Extract the full set of records, then give each one again exactly.

■ Material for this exercise ■
=-=-=
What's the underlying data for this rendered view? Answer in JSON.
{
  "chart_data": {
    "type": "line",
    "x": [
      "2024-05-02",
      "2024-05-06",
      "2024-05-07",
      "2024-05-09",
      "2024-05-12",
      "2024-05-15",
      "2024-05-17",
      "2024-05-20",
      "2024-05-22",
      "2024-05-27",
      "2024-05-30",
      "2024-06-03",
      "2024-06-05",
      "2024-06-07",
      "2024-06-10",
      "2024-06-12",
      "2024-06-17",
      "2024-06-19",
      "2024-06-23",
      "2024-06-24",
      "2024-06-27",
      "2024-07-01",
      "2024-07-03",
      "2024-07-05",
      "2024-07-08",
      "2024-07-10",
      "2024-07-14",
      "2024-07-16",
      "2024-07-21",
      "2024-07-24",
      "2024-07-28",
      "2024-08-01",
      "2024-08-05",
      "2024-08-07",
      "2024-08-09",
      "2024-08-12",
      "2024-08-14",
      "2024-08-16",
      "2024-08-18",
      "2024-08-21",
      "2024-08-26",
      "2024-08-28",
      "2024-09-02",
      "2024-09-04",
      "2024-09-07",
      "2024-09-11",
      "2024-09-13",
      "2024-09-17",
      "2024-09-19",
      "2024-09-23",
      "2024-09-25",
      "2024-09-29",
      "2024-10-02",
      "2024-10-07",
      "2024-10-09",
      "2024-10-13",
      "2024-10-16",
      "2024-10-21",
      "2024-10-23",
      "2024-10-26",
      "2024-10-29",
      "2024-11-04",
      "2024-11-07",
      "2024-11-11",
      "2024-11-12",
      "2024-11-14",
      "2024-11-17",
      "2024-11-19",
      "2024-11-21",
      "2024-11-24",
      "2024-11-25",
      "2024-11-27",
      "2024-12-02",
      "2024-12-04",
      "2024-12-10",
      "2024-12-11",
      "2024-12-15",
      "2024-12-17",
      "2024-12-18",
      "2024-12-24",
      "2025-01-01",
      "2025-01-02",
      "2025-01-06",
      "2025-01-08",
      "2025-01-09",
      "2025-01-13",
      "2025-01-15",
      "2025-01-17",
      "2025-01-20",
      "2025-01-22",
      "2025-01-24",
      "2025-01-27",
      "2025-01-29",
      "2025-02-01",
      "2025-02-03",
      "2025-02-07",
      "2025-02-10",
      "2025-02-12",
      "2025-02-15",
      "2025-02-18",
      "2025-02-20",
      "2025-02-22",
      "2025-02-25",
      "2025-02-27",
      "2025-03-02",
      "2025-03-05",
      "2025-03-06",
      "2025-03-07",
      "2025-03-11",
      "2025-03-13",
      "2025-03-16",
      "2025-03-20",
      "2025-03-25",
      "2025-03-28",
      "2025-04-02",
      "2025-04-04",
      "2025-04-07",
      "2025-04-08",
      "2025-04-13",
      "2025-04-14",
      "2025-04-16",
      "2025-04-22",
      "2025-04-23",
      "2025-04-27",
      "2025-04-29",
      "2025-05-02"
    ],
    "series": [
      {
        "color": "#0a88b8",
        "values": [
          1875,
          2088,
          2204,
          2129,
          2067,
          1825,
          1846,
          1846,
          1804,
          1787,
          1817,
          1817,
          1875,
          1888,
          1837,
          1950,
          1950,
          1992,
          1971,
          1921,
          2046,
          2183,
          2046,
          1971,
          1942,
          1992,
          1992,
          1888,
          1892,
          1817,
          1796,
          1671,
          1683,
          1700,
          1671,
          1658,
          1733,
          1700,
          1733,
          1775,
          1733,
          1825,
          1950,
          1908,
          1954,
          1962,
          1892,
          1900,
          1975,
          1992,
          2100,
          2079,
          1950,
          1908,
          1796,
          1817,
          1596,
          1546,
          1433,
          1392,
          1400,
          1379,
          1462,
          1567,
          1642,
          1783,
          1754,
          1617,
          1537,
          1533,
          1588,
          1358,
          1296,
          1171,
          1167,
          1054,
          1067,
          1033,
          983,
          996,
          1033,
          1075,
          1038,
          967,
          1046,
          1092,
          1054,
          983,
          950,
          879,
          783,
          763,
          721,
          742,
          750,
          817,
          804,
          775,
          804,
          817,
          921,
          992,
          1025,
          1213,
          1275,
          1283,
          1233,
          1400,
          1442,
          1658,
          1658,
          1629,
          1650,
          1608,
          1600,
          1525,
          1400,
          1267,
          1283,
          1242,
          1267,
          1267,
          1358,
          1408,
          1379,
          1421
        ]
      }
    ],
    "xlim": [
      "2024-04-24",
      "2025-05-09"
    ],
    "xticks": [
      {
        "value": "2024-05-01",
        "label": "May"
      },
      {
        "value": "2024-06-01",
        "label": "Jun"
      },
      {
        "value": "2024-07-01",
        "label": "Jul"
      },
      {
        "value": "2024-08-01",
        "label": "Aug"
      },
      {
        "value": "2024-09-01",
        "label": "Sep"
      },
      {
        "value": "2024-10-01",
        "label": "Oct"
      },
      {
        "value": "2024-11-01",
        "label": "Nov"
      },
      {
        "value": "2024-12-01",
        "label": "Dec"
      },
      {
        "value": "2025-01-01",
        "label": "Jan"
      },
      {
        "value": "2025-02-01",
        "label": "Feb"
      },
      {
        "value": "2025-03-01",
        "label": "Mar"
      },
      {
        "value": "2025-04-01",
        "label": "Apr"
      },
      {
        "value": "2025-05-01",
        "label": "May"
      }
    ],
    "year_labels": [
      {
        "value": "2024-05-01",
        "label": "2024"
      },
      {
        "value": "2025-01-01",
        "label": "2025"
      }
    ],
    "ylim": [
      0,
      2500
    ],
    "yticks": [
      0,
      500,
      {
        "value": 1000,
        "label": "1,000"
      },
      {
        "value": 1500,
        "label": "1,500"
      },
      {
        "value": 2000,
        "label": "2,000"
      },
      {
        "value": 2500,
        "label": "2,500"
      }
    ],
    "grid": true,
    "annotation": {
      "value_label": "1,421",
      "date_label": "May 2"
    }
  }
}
=-=-=
■ Correct result ■
What's the underlying data for this rendered view? Answer in JSON.
{
  "chart_data": {
    "type": "line",
    "x": [
      "2024-05-02",
      "2024-05-06",
      "2024-05-07",
      "2024-05-09",
      "2024-05-12",
      "2024-05-15",
      "2024-05-17",
      "2024-05-20",
      "2024-05-22",
      "2024-05-27",
      "2024-05-30",
      "2024-06-03",
      "2024-06-05",
      "2024-06-07",
      "2024-06-10",
      "2024-06-12",
      "2024-06-17",
      "2024-06-19",
      "2024-06-23",
      "2024-06-24",
      "2024-06-27",
      "2024-07-01",
      "2024-07-03",
      "2024-07-05",
      "2024-07-08",
      "2024-07-10",
      "2024-07-14",
      "2024-07-16",
      "2024-07-21",
      "2024-07-24",
      "2024-07-28",
      "2024-08-01",
      "2024-08-05",
      "2024-08-07",
      "2024-08-09",
      "2024-08-12",
      "2024-08-14",
      "2024-08-16",
      "2024-08-18",
      "2024-08-21",
      "2024-08-26",
      "2024-08-28",
      "2024-09-02",
      "2024-09-04",
      "2024-09-07",
      "2024-09-11",
      "2024-09-13",
      "2024-09-17",
      "2024-09-19",
      "2024-09-23",
      "2024-09-25",
      "2024-09-29",
      "2024-10-02",
      "2024-10-07",
      "2024-10-09",
      "2024-10-13",
      "2024-10-16",
      "2024-10-21",
      "2024-10-23",
      "2024-10-26",
      "2024-10-29",
      "2024-11-04",
      "2024-11-07",
      "2024-11-11",
      "2024-11-12",
      "2024-11-14",
      "2024-11-17",
      "2024-11-19",
      "2024-11-21",
      "2024-11-24",
      "2024-11-25",
      "2024-11-27",
      "2024-12-02",
      "2024-12-04",
      "2024-12-10",
      "2024-12-11",
      "2024-12-15",
      "2024-12-17",
      "2024-12-18",
      "2024-12-24",
      "2025-01-01",
      "2025-01-02",
      "2025-01-06",
      "2025-01-08",
      "2025-01-09",
      "2025-01-13",
      "2025-01-15",
      "2025-01-17",
      "2025-01-20",
      "2025-01-22",
      "2025-01-24",
      "2025-01-27",
      "2025-01-29",
      "2025-02-01",
      "2025-02-03",
      "2025-02-07",
      "2025-02-10",
      "2025-02-12",
      "2025-02-15",
      "2025-02-18",
      "2025-02-20",
      "2025-02-22",
      "2025-02-25",
      "2025-02-27",
      "2025-03-02",
      "2025-03-05",
      "2025-03-06",
      "2025-03-07",
      "2025-03-11",
      "2025-03-13",
      "2025-03-16",
      "2025-03-20",
      "2025-03-25",
      "2025-03-28",
      "2025-04-02",
      "2025-04-04",
      "2025-04-07",
      "2025-04-08",
      "2025-04-13",
      "2025-04-14",
      "2025-04-16",
      "2025-04-22",
      "2025-04-23",
      "2025-04-27",
      "2025-04-29",
      "2025-05-02"
    ],
    "series": [
      {
        "color": "#0a88b8",
        "values": [
          1875,
          2088,
          2204,
          2129,
          2067,
          1825,
          1846,
          1846,
          1804,
          1787,
          1817,
          1817,
          1875,
          1888,
          1837,
          1950,
          1950,
          1992,
          1971,
          1921,
          2046,
          2183,
          2046,
          1971,
          1942,
          1992,
          1992,
          1888,
          1892,
          1817,
          1796,
          1671,
          1683,
          1700,
          1671,
          1658,
          1733,
          1700,
          1733,
          1775,
          1733,
          1825,
          1950,
          1908,
          1954,
          1962,
          1892,
          1900,
          1975,
          1992,
          2100,
          2079,
          1950,
          1908,
          1796,
          1817,
          1596,
          1546,
          1433,
          1392,
          1400,
          1379,
          1462,
          1567,
          1642,
          1783,
          1754,
          1617,
          1537,
          1533,
          1588,
          1358,
          1296,
          1171,
          1167,
          1054,
          1067,
          1033,
          983,
          996,
          1033,
          1075,
          1038,
          967,
          1046,
          1092,
          1054,
          983,
          950,
          879,
          783,
          763,
          721,
          742,
          750,
          817,
          804,
          775,
          804,
          817,
          921,
          992,
          1025,
          1213,
          1275,
          1283,
          1233,
          1400,
          1442,
          1658,
          1658,
          1629,
          1650,
          1608,
          1600,
          1525,
          1400,
          1267,
          1283,
          1242,
          1267,
          1267,
          1358,
          1408,
          1379,
          1421
        ]
      }
    ],
    "xlim": [
      "2024-04-24",
      "2025-05-09"
    ],
    "xticks": [
      {
        "value": "2024-05-01",
        "label": "May"
      },
      {
        "value": "2024-06-01",
        "label": "Jun"
      },
      {
        "value": "2024-07-01",
        "label": "Jul"
      },
      {
        "value": "2024-08-01",
        "label": "Aug"
      },
      {
        "value": "2024-09-01",
        "label": "Sep"
      },
      {
        "value": "2024-10-01",
        "label": "Oct"
      },
      {
        "value": "2024-11-01",
        "label": "Nov"
      },
      {
        "value": "2024-12-01",
        "label": "Dec"
      },
      {
        "value": "2025-01-01",
        "label": "Jan"
      },
      {
        "value": "2025-02-01",
        "label": "Feb"
      },
      {
        "value": "2025-03-01",
        "label": "Mar"
      },
      {
        "value": "2025-04-01",
        "label": "Apr"
      },
      {
        "value": "2025-05-01",
        "label": "May"
      }
    ],
    "year_labels": [
      {
        "value": "2024-05-01",
        "label": "2024"
      },
      {
        "value": "2025-01-01",
        "label": "2025"
      }
    ],
    "ylim": [
      0,
      2500
    ],
    "yticks": [
      0,
      500,
      {
        "value": 1000,
        "label": "1,000"
      },
      {
        "value": 1500,
        "label": "1,500"
      },
      {
        "value": 2000,
        "label": "2,000"
      },
      {
        "value": 2500,
        "label": "2,500"
      }
    ],
    "grid": true,
    "annotation": {
      "value_label": "1,421",
      "date_label": "May 2"
    }
  }
}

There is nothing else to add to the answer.